• _AIM OF THE TASK_:
Locate the word "mère" in the entries below, then gather every line that holds it.

• _DATASET ENTRIES_:

== == ==

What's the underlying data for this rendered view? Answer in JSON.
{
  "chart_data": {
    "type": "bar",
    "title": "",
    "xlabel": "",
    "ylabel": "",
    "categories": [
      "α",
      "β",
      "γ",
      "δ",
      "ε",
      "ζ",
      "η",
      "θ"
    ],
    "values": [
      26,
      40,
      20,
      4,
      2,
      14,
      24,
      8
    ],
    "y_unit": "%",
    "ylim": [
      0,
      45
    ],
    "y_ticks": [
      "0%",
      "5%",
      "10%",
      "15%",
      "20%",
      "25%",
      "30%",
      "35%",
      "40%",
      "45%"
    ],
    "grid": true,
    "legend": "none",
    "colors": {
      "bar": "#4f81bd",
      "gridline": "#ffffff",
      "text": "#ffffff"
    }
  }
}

== == ==

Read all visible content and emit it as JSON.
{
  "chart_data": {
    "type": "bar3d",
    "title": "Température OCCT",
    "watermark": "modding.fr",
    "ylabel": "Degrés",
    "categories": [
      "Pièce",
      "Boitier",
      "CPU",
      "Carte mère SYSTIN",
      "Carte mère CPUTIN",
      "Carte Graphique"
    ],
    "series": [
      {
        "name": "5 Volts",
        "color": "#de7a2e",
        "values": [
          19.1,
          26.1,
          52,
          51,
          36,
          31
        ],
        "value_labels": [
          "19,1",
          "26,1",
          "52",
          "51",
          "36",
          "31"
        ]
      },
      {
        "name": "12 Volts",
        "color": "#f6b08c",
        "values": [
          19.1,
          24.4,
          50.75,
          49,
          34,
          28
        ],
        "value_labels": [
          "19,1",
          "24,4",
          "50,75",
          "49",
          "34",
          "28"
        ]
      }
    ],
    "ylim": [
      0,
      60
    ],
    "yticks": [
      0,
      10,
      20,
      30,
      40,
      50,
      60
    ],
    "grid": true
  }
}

== == ==

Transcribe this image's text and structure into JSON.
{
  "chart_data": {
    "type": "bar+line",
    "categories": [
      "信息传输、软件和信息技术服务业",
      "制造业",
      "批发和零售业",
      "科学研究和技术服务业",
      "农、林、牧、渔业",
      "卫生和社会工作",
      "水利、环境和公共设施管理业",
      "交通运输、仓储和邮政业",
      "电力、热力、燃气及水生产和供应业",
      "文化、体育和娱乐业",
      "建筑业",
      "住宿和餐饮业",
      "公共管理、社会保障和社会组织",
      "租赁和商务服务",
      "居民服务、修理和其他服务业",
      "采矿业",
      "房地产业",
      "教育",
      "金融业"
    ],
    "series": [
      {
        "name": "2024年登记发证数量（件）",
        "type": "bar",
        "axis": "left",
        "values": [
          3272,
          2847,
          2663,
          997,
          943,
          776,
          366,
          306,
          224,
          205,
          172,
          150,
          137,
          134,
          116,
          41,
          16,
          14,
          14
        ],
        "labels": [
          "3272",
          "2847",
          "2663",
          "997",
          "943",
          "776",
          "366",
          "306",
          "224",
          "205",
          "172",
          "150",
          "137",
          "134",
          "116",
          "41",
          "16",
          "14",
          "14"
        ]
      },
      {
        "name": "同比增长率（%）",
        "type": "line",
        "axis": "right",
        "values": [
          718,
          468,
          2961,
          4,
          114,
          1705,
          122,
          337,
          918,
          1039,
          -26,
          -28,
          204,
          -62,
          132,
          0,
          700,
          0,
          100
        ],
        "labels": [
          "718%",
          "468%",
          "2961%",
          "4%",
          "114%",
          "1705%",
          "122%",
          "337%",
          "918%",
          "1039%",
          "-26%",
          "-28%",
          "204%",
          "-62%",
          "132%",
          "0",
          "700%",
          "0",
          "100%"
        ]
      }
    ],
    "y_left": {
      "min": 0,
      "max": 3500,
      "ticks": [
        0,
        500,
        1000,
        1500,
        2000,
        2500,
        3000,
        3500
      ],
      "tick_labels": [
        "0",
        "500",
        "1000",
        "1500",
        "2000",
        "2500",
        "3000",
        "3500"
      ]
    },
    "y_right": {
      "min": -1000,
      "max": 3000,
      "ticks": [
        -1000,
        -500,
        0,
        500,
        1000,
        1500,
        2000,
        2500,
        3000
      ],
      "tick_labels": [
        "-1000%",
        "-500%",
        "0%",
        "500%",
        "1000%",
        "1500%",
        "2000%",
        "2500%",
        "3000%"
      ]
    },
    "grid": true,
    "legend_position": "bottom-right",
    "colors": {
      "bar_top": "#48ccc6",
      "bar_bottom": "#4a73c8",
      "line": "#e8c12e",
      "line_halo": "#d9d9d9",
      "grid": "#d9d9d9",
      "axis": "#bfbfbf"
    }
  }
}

== == ==

• _EXERCISE RESULT_:
      "Carte mère SYSTIN",
      "Carte mère CPUTIN",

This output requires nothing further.